⟨

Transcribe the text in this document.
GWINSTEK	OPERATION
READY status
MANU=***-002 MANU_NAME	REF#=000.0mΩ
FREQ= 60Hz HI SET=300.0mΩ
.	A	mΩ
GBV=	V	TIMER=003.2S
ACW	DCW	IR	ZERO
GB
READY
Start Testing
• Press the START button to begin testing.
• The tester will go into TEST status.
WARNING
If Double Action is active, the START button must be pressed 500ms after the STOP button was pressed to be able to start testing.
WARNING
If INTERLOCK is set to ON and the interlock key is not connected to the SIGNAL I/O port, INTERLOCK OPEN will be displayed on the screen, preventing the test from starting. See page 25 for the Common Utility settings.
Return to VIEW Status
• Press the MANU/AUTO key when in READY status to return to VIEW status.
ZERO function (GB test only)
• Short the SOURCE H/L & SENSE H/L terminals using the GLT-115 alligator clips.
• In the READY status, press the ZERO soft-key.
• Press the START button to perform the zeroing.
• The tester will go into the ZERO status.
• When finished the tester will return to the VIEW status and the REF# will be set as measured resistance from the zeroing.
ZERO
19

⟩

Write the material out again word for word.

◆ **Problem solution**:
Transcribe the text in this document.
GWINSTEK	OPERATION
READY status
MANU=***-002 MANU_NAME	REF#=000.0mΩ
FREQ= 60Hz HI SET=300.0mΩ
.	A	mΩ
GBV=	V	TIMER=003.2S
ACW	DCW	IR	ZERO
GB
READY
Start Testing
• Press the START button to begin testing.
• The tester will go into TEST status.
WARNING
If Double Action is active, the START button must be pressed 500ms after the STOP button was pressed to be able to start testing.
WARNING
If INTERLOCK is set to ON and the interlock key is not connected to the SIGNAL I/O port, INTERLOCK OPEN will be displayed on the screen, preventing the test from starting. See page 25 for the Common Utility settings.
Return to VIEW Status
• Press the MANU/AUTO key when in READY status to return to VIEW status.
ZERO function (GB test only)
• Short the SOURCE H/L & SENSE H/L terminals using the GLT-115 alligator clips.
• In the READY status, press the ZERO soft-key.
• Press the START button to perform the zeroing.
• The tester will go into the ZERO status.
• When finished the tester will return to the VIEW status and the REF# will be set as measured resistance from the zeroing.
ZERO
19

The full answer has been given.